### WRITTEN TASKS:
**A)** In the text on the Benedict Option dialogue, what community did Jonathan Wilson-Hartgrove co-found, and where is it located?
**B)** Continue the introduction to the Benedict Option dialogue, picking up after its last sentence.

### PAGE EXTRACT:

Jonathan Wilson-Hartgrove is a co-founder of Rutba House, a New Monastic community in Durham, NC. He is also author of several books, two of which, The Wisdom of Stability and a contemporary paraphrase of the Rule of St. Benedict, are on my shelf. He blogs at Red Letter Christians, a site for progressive believers. Jonathan reached out to me to see if I wanted to have a dialogue about the Benedict Option. How could I say no? I’m hoping to visit Rutba House soon and learn from what they do and how they do it. Anyway, we agreed to start talking via e-mail, and to cross-post our dialogue on RLC and on this blog. Here is the first installment:

From The Atlantic to TIME magazine, a 5th century saint is getting mainstream consideration. For some years now, The American Conservative’s Rod Dreher has been holding up Benedict of Nursia’s witness as an alternative way forward in America’s shifting culture wars. At the same time, Red Letter Christians Shane Claiborne and Jonathan Wilson-Hartgrove have pointed to Benedict as an inspiration for “new monastic” communities and the movement of justice-loving Christians who pray Common Prayer with them daily.

Since SCOTUS’ Obergefell decision, which legalized gay marriage earlier this year, many who are concerned about traditional family values have been drawn to what Dreher calls the “Benedict Option.” At the same time, Wilson-Hartgrove has cautioned against the manipulation of religious conviction by a divide-and-conquer political strategy. 

But as Pope Francis’ recent visit to the US made clear, the gospel way that Benedict invites us to follow does not fit neatly into the left/right categories of American politics. What does faithful public witness demand in these changing times? And how might Benedict help us find our way? Dreher and Wilson-Hartgrove agreed to a dialog on the Benedict Option in our present moment.

### ENTRIES PROVIDED:
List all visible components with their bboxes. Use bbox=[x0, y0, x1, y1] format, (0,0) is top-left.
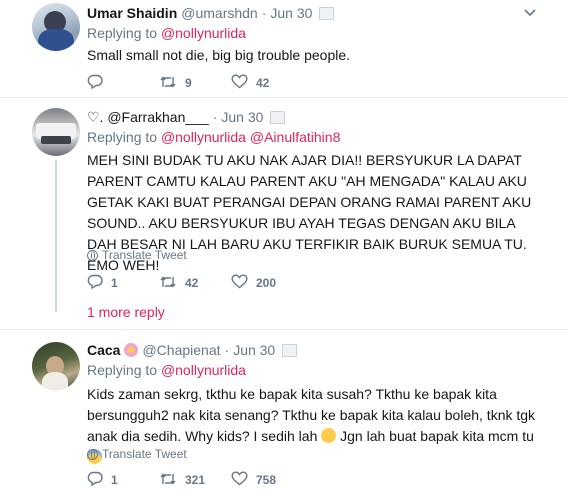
retweet-button[interactable]: 42 bbox=[159, 274, 231, 292]
translate-tweet[interactable]: Translate Tweet bbox=[87, 447, 187, 461]
like-button[interactable]: 200 bbox=[231, 274, 303, 292]
separator-dot: · bbox=[212, 109, 218, 125]
separator-dot: · bbox=[224, 342, 230, 358]
tweet-header: ♡. @Farrakhan___ · Jun 30 bbox=[87, 107, 286, 127]
tweet-actions: 1 42 200 bbox=[87, 274, 303, 292]
retweet-icon bbox=[159, 472, 177, 489]
avatar[interactable] bbox=[32, 342, 80, 390]
like-count: 758 bbox=[256, 473, 277, 487]
like-button[interactable]: 758 bbox=[231, 471, 303, 489]
replying-prefix: Replying to bbox=[87, 362, 161, 378]
mention-link[interactable]: @Ainulfatihin8 bbox=[250, 129, 341, 145]
replying-to: Replying to @nollynurlida bbox=[87, 25, 246, 41]
tweet-text-part2: Jgn lah buat bapak kita mcm tu bbox=[336, 428, 534, 444]
replying-to: Replying to @nollynurlida @Ainulfatihin8 bbox=[87, 129, 340, 145]
replying-prefix: Replying to bbox=[87, 25, 161, 41]
retweet-button[interactable]: 9 bbox=[159, 74, 231, 92]
like-count: 42 bbox=[256, 76, 270, 90]
replying-prefix: Replying to bbox=[87, 129, 161, 145]
flower-emoji-icon bbox=[124, 343, 139, 357]
tweet-actions: 1 321 758 bbox=[87, 471, 303, 489]
translate-tweet[interactable]: Translate Tweet bbox=[87, 248, 187, 262]
tweet-header: Umar Shaidin @umarshdn · Jun 30 bbox=[87, 3, 335, 23]
tweet-1[interactable]: Umar Shaidin @umarshdn · Jun 30 Replying… bbox=[0, 0, 568, 95]
user-handle[interactable]: @umarshdn bbox=[181, 5, 257, 21]
mention-link[interactable]: @nollynurlida bbox=[161, 129, 246, 145]
timestamp[interactable]: Jun 30 bbox=[233, 342, 275, 358]
reply-icon bbox=[87, 274, 103, 292]
user-handle[interactable]: @Chapienat bbox=[142, 342, 220, 358]
retweet-button[interactable]: 321 bbox=[159, 471, 231, 489]
retweet-icon bbox=[159, 275, 177, 292]
reply-icon bbox=[87, 74, 103, 92]
timestamp[interactable]: Jun 30 bbox=[270, 5, 312, 21]
message-icon bbox=[270, 110, 286, 124]
reply-count: 1 bbox=[111, 276, 118, 290]
avatar[interactable] bbox=[32, 108, 80, 156]
separator-dot: · bbox=[261, 5, 267, 21]
caret-down-icon[interactable] bbox=[524, 6, 536, 20]
tweet-2[interactable]: ♡. @Farrakhan___ · Jun 30 Replying to @n… bbox=[0, 98, 568, 328]
retweet-icon bbox=[159, 75, 177, 92]
tweet-actions: 9 42 bbox=[87, 74, 303, 92]
more-replies-link[interactable]: 1 more reply bbox=[87, 304, 165, 320]
like-count: 200 bbox=[256, 276, 277, 290]
display-name[interactable]: Caca bbox=[87, 342, 120, 358]
display-name[interactable]: ♡. @Farrakhan___ bbox=[87, 109, 209, 126]
timestamp[interactable]: Jun 30 bbox=[221, 109, 263, 125]
thread-line bbox=[55, 160, 57, 312]
mention-link[interactable]: @nollynurlida bbox=[161, 25, 246, 41]
translate-label[interactable]: Translate Tweet bbox=[102, 447, 187, 461]
like-icon bbox=[231, 471, 248, 489]
retweet-count: 9 bbox=[185, 76, 192, 90]
reply-count: 1 bbox=[111, 473, 118, 487]
reply-button[interactable] bbox=[87, 74, 159, 92]
retweet-count: 321 bbox=[185, 473, 206, 487]
tweet-text: Small small not die, big big trouble peo… bbox=[87, 47, 351, 63]
like-button[interactable]: 42 bbox=[231, 74, 303, 92]
message-icon bbox=[282, 343, 298, 357]
reply-icon bbox=[87, 471, 103, 489]
reply-button[interactable]: 1 bbox=[87, 274, 159, 292]
tweet-header: Caca @Chapienat · Jun 30 bbox=[87, 340, 298, 360]
like-icon bbox=[231, 274, 248, 292]
retweet-count: 42 bbox=[185, 276, 199, 290]
translate-label[interactable]: Translate Tweet bbox=[102, 248, 187, 262]
mention-link[interactable]: @nollynurlida bbox=[161, 362, 246, 378]
reply-button[interactable]: 1 bbox=[87, 471, 159, 489]
globe-icon bbox=[87, 448, 98, 460]
globe-icon bbox=[87, 249, 98, 261]
tweet-3[interactable]: Caca @Chapienat · Jun 30 Replying to @no… bbox=[0, 330, 568, 494]
display-name[interactable]: Umar Shaidin bbox=[87, 5, 177, 21]
avatar[interactable] bbox=[32, 3, 80, 51]
message-icon bbox=[319, 6, 335, 20]
replying-to: Replying to @nollynurlida bbox=[87, 362, 246, 378]
like-icon bbox=[231, 74, 248, 92]
worried-face-emoji-icon bbox=[321, 428, 337, 443]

### FINAL RESULTS:
**A)** He co-founded Rutba House, a New Monastic community in Durham, NC.

**B)**
Wilson-Hartgrove: Well, the first thing I have to say is that Benedict saved me from the Religious Right. I mean, Jesus confronted me in the distressing disguise of a homeless man when I was working on Capitol Hill as a Senate Page for Strom Thurmond. But after Jesus interrupted me, it was Benedict who showed me a way forward. I realized that he, too, had hit a dead end in Rome, just as I had in DC. The Roman Empire was coming to an end, and the old ways of negotiating Christian public witness weren’t working any more. Benedict took the gospels and some desert monastic literature to a cave and began to pray toward a new way of living. I went to the abandoned spaces of America’s inner cities and prisons to try to do the same. So the “Benedict option” has shaped my whole adult life. Next to the Bible, Benedict’s Rule has been my most treasured spiritual guide.

Dreher: As a leader in New Monasticism, you are much farther down the Benedictine road than I am. I think I should clarify what I mean by the Benedict Option. It starts with Alasdair MacIntyre’s famous concluding paragraph in “After Virtue,” in which he prophesies and calls for a new and very different St. Benedict to offer a compelling countercultural way of living out the tradition in the chaos of modernity. I accept MacIntyre’s critique of our condition, and have been thinking, though not in a very disciplined way till now, of how Christians should respond in light of it. Maybe, then, you and I can agree on this: what Christians have been doing till now is insufficient in light of modernity’s challenges, and that we have to do something radically different. But what is that thing?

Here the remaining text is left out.